**Aim of the task:**
Every line with the word "true" in it should be extracted from the data that follows.

**Input rows:**
---
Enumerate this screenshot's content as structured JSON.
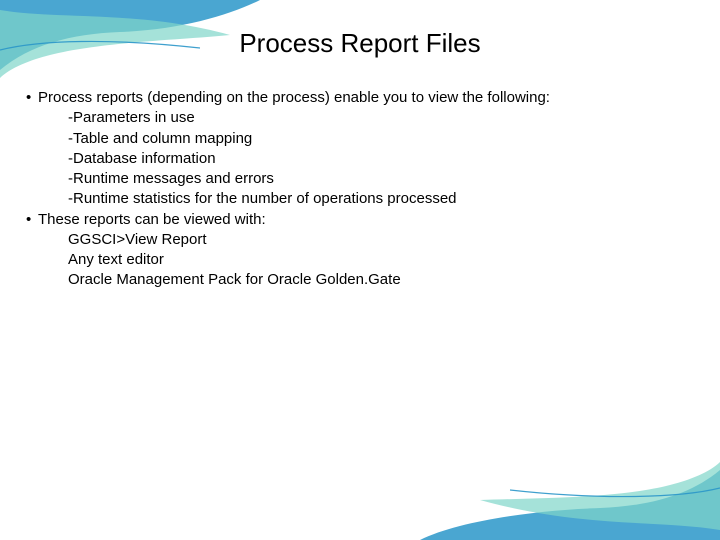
{
  "title": "Process Report Files",
  "bullets": [
    {
      "text": "Process reports (depending on the process) enable you to view the following:",
      "subs": [
        "-Parameters in use",
        "-Table and column mapping",
        "-Database information",
        "-Runtime messages and errors",
        "-Runtime statistics for the number of operations processed"
      ]
    },
    {
      "text": "These reports can be viewed with:",
      "subs": [
        "GGSCI>View Report",
        "Any text editor",
        "Oracle Management Pack for Oracle Golden.Gate"
      ]
    }
  ]
}
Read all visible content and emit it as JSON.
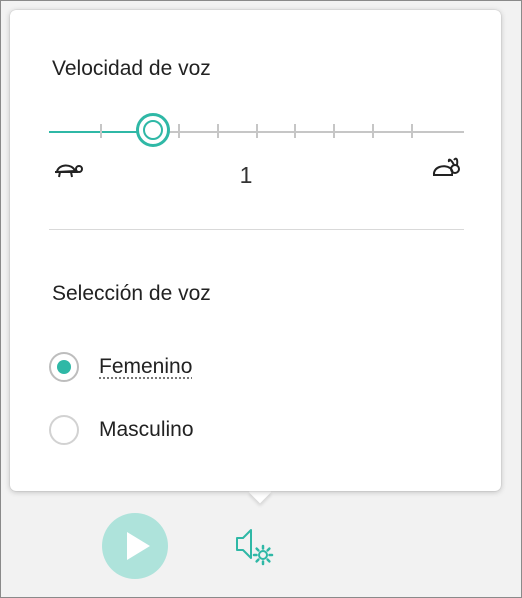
{
  "speed": {
    "title": "Velocidad de voz",
    "value_label": "1",
    "level": 0.25,
    "tick_count": 9,
    "slow_icon": "turtle-icon",
    "fast_icon": "rabbit-icon"
  },
  "voice": {
    "title": "Selección de voz",
    "options": [
      {
        "label": "Femenino",
        "selected": true
      },
      {
        "label": "Masculino",
        "selected": false
      }
    ]
  },
  "toolbar": {
    "play_icon": "play-icon",
    "settings_icon": "voice-settings-icon"
  },
  "colors": {
    "accent": "#2fb8a6",
    "play_background": "#aee3db",
    "track": "#c6c6c6"
  }
}
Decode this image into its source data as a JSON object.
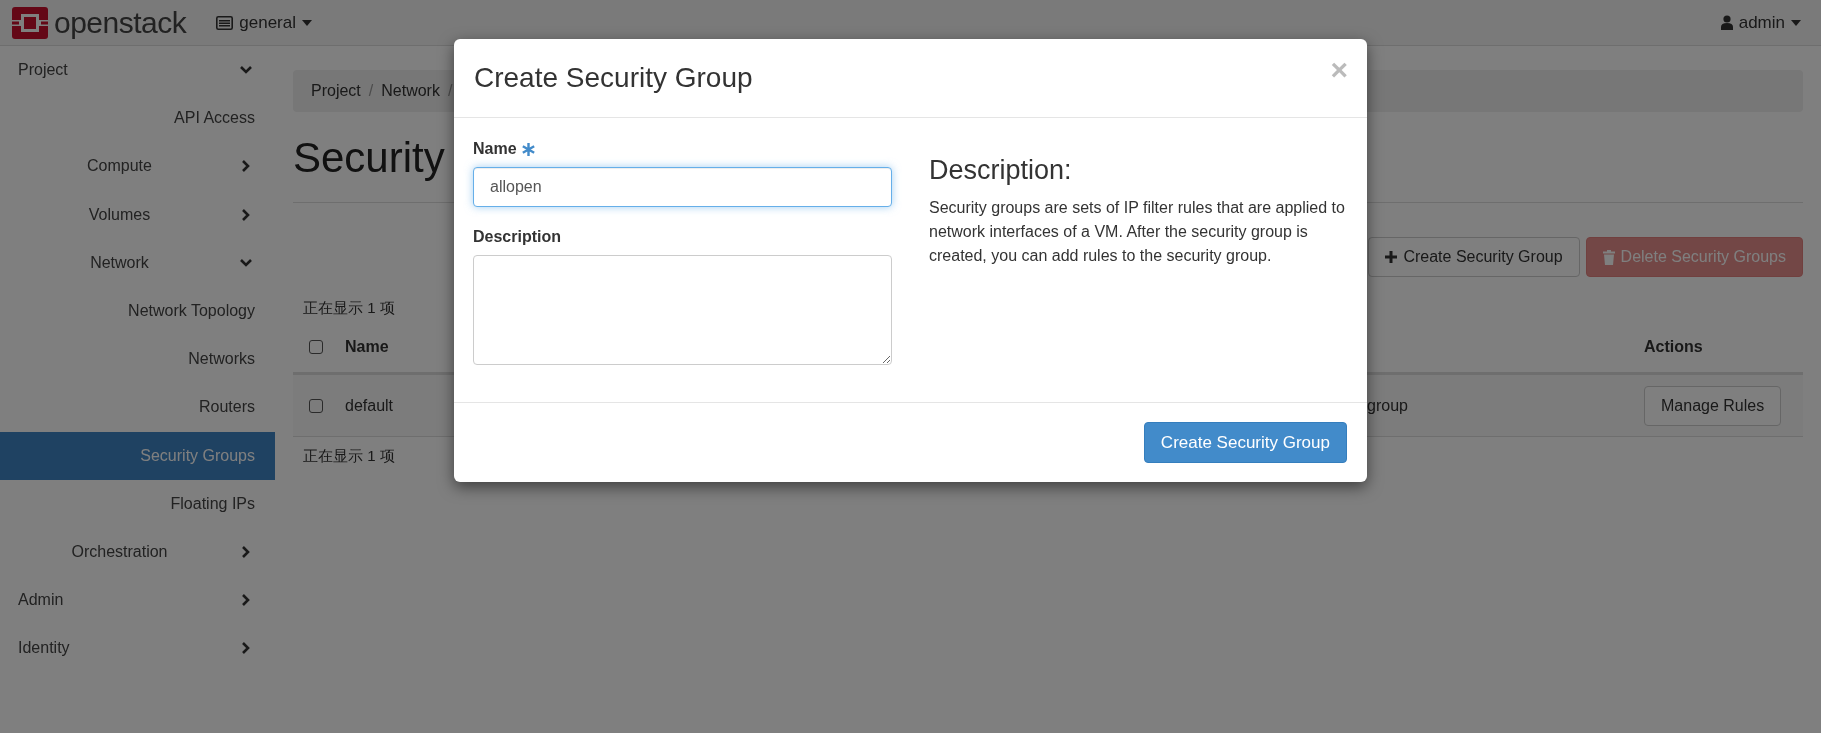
{
  "topbar": {
    "brand": "openstack",
    "project_menu": "general",
    "user_menu": "admin"
  },
  "sidebar": {
    "items": [
      {
        "label": "Project",
        "expanded": true,
        "children": [
          {
            "label": "API Access",
            "selected": false
          },
          {
            "label": "Compute",
            "expanded": false
          },
          {
            "label": "Volumes",
            "expanded": false
          },
          {
            "label": "Network",
            "expanded": true,
            "children": [
              {
                "label": "Network Topology",
                "selected": false
              },
              {
                "label": "Networks",
                "selected": false
              },
              {
                "label": "Routers",
                "selected": false
              },
              {
                "label": "Security Groups",
                "selected": true
              },
              {
                "label": "Floating IPs",
                "selected": false
              }
            ]
          },
          {
            "label": "Orchestration",
            "expanded": false
          }
        ]
      },
      {
        "label": "Admin",
        "expanded": false
      },
      {
        "label": "Identity",
        "expanded": false
      }
    ]
  },
  "breadcrumb": [
    {
      "label": "Project",
      "separator": "/"
    },
    {
      "label": "Network",
      "separator": "/"
    }
  ],
  "page_title": "Security",
  "toolbar": {
    "create_button": "Create Security Group",
    "delete_button": "Delete Security Groups",
    "delete_disabled": true
  },
  "item_count_top": "正在显示 1 项",
  "table": {
    "select_all_checked": false,
    "header_name": "Name",
    "header_actions": "Actions",
    "rows": [
      {
        "checked": false,
        "name": "default",
        "description": "group",
        "action": "Manage Rules"
      }
    ]
  },
  "item_count_bottom": "正在显示 1 项",
  "modal": {
    "title": "Create Security Group",
    "close": "×",
    "name_label": "Name",
    "name_required": true,
    "name_value": "allopen",
    "description_label": "Description",
    "help_heading": "Description:",
    "help_text": "Security groups are sets of IP filter rules that are applied to network interfaces of a VM. After the security group is created, you can add rules to the security group.",
    "submit_button": "Create Security Group"
  }
}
---
**Exercise answer:**
        "selected": true
        "expanded": true,
            "expanded": true,
                "selected": true
    "delete_disabled": true
    "name_required": true,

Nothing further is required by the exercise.